++++ TASK MATERIAL
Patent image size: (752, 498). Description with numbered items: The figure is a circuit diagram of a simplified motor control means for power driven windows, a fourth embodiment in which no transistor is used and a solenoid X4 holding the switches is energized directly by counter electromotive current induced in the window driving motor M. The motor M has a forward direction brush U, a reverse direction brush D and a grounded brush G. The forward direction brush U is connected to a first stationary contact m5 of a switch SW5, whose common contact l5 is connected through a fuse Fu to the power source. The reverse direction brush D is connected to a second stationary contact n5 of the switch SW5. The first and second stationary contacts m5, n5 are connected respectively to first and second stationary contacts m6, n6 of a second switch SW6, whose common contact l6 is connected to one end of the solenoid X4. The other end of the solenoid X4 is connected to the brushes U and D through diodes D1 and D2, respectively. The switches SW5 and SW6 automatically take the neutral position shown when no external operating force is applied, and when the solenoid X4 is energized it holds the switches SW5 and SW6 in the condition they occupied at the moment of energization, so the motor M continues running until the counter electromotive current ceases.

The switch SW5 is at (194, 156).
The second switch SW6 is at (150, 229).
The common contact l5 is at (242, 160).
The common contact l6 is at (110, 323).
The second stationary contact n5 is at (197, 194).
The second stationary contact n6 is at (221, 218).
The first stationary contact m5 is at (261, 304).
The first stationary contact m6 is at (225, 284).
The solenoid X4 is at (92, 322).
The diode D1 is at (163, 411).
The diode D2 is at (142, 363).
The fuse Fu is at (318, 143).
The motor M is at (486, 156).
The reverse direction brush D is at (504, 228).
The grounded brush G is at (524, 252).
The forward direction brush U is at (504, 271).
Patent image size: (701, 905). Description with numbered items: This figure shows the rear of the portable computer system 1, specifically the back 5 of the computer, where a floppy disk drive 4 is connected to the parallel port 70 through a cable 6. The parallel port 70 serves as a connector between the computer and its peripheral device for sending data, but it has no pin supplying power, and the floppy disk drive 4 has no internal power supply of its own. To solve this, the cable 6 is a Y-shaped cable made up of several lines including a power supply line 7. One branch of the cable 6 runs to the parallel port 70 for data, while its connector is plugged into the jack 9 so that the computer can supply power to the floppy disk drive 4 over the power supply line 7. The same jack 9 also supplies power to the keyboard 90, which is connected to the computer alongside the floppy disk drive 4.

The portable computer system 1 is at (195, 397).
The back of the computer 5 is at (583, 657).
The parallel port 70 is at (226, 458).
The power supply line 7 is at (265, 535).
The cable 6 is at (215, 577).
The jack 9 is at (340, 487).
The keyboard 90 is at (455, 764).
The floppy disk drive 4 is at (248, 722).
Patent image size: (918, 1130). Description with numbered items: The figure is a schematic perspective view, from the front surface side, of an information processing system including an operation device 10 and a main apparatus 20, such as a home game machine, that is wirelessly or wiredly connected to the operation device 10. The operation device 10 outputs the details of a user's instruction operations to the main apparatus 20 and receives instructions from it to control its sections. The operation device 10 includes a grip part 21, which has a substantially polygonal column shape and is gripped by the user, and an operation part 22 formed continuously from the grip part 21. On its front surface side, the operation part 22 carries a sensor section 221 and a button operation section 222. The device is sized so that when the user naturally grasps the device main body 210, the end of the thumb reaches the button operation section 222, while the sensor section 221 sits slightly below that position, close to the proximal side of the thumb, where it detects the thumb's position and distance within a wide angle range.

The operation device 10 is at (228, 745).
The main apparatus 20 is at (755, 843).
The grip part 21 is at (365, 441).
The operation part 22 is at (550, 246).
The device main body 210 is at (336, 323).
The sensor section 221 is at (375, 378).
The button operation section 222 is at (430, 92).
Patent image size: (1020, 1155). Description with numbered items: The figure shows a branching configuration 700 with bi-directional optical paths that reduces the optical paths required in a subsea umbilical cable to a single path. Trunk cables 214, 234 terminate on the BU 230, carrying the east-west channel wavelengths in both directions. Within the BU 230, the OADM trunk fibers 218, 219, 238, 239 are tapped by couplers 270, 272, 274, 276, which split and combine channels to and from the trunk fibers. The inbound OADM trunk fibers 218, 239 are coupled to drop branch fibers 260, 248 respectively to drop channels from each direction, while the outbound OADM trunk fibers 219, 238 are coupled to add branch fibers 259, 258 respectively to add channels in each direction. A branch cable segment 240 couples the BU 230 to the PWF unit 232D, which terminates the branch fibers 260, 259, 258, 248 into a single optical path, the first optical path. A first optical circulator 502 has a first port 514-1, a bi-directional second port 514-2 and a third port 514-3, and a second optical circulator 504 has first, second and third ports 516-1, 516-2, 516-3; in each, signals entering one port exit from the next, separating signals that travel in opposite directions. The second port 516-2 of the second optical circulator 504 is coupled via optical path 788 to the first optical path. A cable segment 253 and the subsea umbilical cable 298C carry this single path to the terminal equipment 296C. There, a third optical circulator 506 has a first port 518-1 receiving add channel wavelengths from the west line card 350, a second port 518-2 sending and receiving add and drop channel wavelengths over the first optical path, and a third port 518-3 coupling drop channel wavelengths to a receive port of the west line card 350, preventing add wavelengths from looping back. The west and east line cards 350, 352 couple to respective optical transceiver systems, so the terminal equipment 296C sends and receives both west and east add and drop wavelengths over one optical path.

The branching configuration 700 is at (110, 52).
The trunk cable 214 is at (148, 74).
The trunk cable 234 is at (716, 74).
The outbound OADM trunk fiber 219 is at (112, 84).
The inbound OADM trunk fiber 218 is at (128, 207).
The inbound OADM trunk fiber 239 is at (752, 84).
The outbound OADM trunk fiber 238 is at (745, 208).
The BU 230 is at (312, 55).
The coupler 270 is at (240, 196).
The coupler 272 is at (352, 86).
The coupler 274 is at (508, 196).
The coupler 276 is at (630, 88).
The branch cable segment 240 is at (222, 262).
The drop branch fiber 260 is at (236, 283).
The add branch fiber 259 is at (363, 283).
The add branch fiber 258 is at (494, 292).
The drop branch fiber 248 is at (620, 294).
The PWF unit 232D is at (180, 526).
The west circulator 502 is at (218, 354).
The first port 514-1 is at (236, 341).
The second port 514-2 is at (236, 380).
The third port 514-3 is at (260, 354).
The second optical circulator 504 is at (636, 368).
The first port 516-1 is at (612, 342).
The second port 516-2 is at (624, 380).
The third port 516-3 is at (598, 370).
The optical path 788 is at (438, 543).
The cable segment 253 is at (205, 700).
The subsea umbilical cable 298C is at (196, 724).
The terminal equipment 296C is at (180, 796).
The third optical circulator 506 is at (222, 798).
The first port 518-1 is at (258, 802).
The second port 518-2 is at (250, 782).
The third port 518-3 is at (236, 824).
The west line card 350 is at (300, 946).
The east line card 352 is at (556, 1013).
++++++++
■ **REQUIREMENTS**
Arrange every line of the records above as a Markdown table with the columns Row and Line, numbering the rows in order and leaving out blank lines.

■ **RESULT OF THE TASK**
| Row | Line |
|---|---|
| 1 | Patent image size: (752, 498). Description with numbered items: The figure is a circuit diagram of a simplified motor control means for power driven windows, a fourth embodiment in which no transistor is used and a solenoid X4 holding the switches is energized directly by counter electromotive current induced in the window driving motor M. The motor M has a forward direction brush U, a reverse direction brush D and a grounded brush G. The forward direction brush U is connected to a first stationary contact m5 of a switch SW5, whose common contact l5 is connected through a fuse Fu to the power source. The reverse direction brush D is connected to a second stationary contact n5 of the switch SW5. The first and second stationary contacts m5, n5 are connected respectively to first and second stationary contacts m6, n6 of a second switch SW6, whose common contact l6 is connected to one end of the solenoid X4. The other end of the solenoid X4 is connected to the brushes U and D through diodes D1 and D2, respectively. The switches SW5 and SW6 automatically take the neutral position shown when no external operating force is applied, and when the solenoid X4 is energized it holds the switches SW5 and SW6 in the condition they occupied at the moment of energization, so the motor M continues running until the counter electromotive current ceases. |
| 2 | The switch SW5 is at (194, 156). |
| 3 | The second switch SW6 is at (150, 229). |
| 4 | The common contact l5 is at (242, 160). |
| 5 | The common contact l6 is at (110, 323). |
| 6 | The second stationary contact n5 is at (197, 194). |
| 7 | The second stationary contact n6 is at (221, 218). |
| 8 | The first stationary contact m5 is at (261, 304). |
| 9 | The first stationary contact m6 is at (225, 284). |
| 10 | The solenoid X4 is at (92, 322). |
| 11 | The diode D1 is at (163, 411). |
| 12 | The diode D2 is at (142, 363). |
| 13 | The fuse Fu is at (318, 143). |
| 14 | The motor M is at (486, 156). |
| 15 | The reverse direction brush D is at (504, 228). |
| 16 | The grounded brush G is at (524, 252). |
| 17 | The forward direction brush U is at (504, 271). |
| 18 | Patent image size: (701, 905). Description with numbered items: This figure shows the rear of the portable computer system 1, specifically the back 5 of the computer, where a floppy disk drive 4 is connected to the parallel port 70 through a cable 6. The parallel port 70 serves as a connector between the computer and its peripheral device for sending data, but it has no pin supplying power, and the floppy disk drive 4 has no internal power supply of its own. To solve this, the cable 6 is a Y-shaped cable made up of several lines including a power supply line 7. One branch of the cable 6 runs to the parallel port 70 for data, while its connector is plugged into the jack 9 so that the computer can supply power to the floppy disk drive 4 over the power supply line 7. The same jack 9 also supplies power to the keyboard 90, which is connected to the computer alongside the floppy disk drive 4. |
| 19 | The portable computer system 1 is at (195, 397). |
| 20 | The back of the computer 5 is at (583, 657). |
| 21 | The parallel port 70 is at (226, 458). |
| 22 | The power supply line 7 is at (265, 535). |
| 23 | The cable 6 is at (215, 577). |
| 24 | The jack 9 is at (340, 487). |
| 25 | The keyboard 90 is at (455, 764). |
| 26 | The floppy disk drive 4 is at (248, 722). |
| 27 | Patent image size: (918, 1130). Description with numbered items: The figure is a schematic perspective view, from the front surface side, of an information processing system including an operation device 10 and a main apparatus 20, such as a home game machine, that is wirelessly or wiredly connected to the operation device 10. The operation device 10 outputs the details of a user's instruction operations to the main apparatus 20 and receives instructions from it to control its sections. The operation device 10 includes a grip part 21, which has a substantially polygonal column shape and is gripped by the user, and an operation part 22 formed continuously from the grip part 21. On its front surface side, the operation part 22 carries a sensor section 221 and a button operation section 222. The device is sized so that when the user naturally grasps the device main body 210, the end of the thumb reaches the button operation section 222, while the sensor section 221 sits slightly below that position, close to the proximal side of the thumb, where it detects the thumb's position and distance within a wide angle range. |
| 28 | The operation device 10 is at (228, 745). |
| 29 | The main apparatus 20 is at (755, 843). |
| 30 | The grip part 21 is at (365, 441). |
| 31 | The operation part 22 is at (550, 246). |
| 32 | The device main body 210 is at (336, 323). |
| 33 | The sensor section 221 is at (375, 378). |
| 34 | The button operation section 222 is at (430, 92). |
| 35 | Patent image size: (1020, 1155). Description with numbered items: The figure shows a branching configuration 700 with bi-directional optical paths that reduces the optical paths required in a subsea umbilical cable to a single path. Trunk cables 214, 234 terminate on the BU 230, carrying the east-west channel wavelengths in both directions. Within the BU 230, the OADM trunk fibers 218, 219, 238, 239 are tapped by couplers 270, 272, 274, 276, which split and combine channels to and from the trunk fibers. The inbound OADM trunk fibers 218, 239 are coupled to drop branch fibers 260, 248 respectively to drop channels from each direction, while the outbound OADM trunk fibers 219, 238 are coupled to add branch fibers 259, 258 respectively to add channels in each direction. A branch cable segment 240 couples the BU 230 to the PWF unit 232D, which terminates the branch fibers 260, 259, 258, 248 into a single optical path, the first optical path. A first optical circulator 502 has a first port 514-1, a bi-directional second port 514-2 and a third port 514-3, and a second optical circulator 504 has first, second and third ports 516-1, 516-2, 516-3; in each, signals entering one port exit from the next, separating signals that travel in opposite directions. The second port 516-2 of the second optical circulator 504 is coupled via optical path 788 to the first optical path. A cable segment 253 and the subsea umbilical cable 298C carry this single path to the terminal equipment 296C. There, a third optical circulator 506 has a first port 518-1 receiving add channel wavelengths from the west line card 350, a second port 518-2 sending and receiving add and drop channel wavelengths over the first optical path, and a third port 518-3 coupling drop channel wavelengths to a receive port of the west line card 350, preventing add wavelengths from looping back. The west and east line cards 350, 352 couple to respective optical transceiver systems, so the terminal equipment 296C sends and receives both west and east add and drop wavelengths over one optical path. |
| 36 | The branching configuration 700 is at (110, 52). |
| 37 | The trunk cable 214 is at (148, 74). |
| 38 | The trunk cable 234 is at (716, 74). |
| 39 | The outbound OADM trunk fiber 219 is at (112, 84). |
| 40 | The inbound OADM trunk fiber 218 is at (128, 207). |
| 41 | The inbound OADM trunk fiber 239 is at (752, 84). |
| 42 | The outbound OADM trunk fiber 238 is at (745, 208). |
| 43 | The BU 230 is at (312, 55). |
| 44 | The coupler 270 is at (240, 196). |
| 45 | The coupler 272 is at (352, 86). |
| 46 | The coupler 274 is at (508, 196). |
| 47 | The coupler 276 is at (630, 88). |
| 48 | The branch cable segment 240 is at (222, 262). |
| 49 | The drop branch fiber 260 is at (236, 283). |
| 50 | The add branch fiber 259 is at (363, 283). |
| 51 | The add branch fiber 258 is at (494, 292). |
| 52 | The drop branch fiber 248 is at (620, 294). |
| 53 | The PWF unit 232D is at (180, 526). |
| 54 | The west circulator 502 is at (218, 354). |
| 55 | The first port 514-1 is at (236, 341). |
| 56 | The second port 514-2 is at (236, 380). |
| 57 | The third port 514-3 is at (260, 354). |
| 58 | The second optical circulator 504 is at (636, 368). |
| 59 | The first port 516-1 is at (612, 342). |
| 60 | The second port 516-2 is at (624, 380). |
| 61 | The third port 516-3 is at (598, 370). |
| 62 | The optical path 788 is at (438, 543). |
| 63 | The cable segment 253 is at (205, 700). |
| 64 | The subsea umbilical cable 298C is at (196, 724). |
| 65 | The terminal equipment 296C is at (180, 796). |
| 66 | The third optical circulator 506 is at (222, 798). |
| 67 | The first port 518-1 is at (258, 802). |
| 68 | The second port 518-2 is at (250, 782). |
| 69 | The third port 518-3 is at (236, 824). |
| 70 | The west line card 350 is at (300, 946). |
| 71 | The east line card 352 is at (556, 1013). |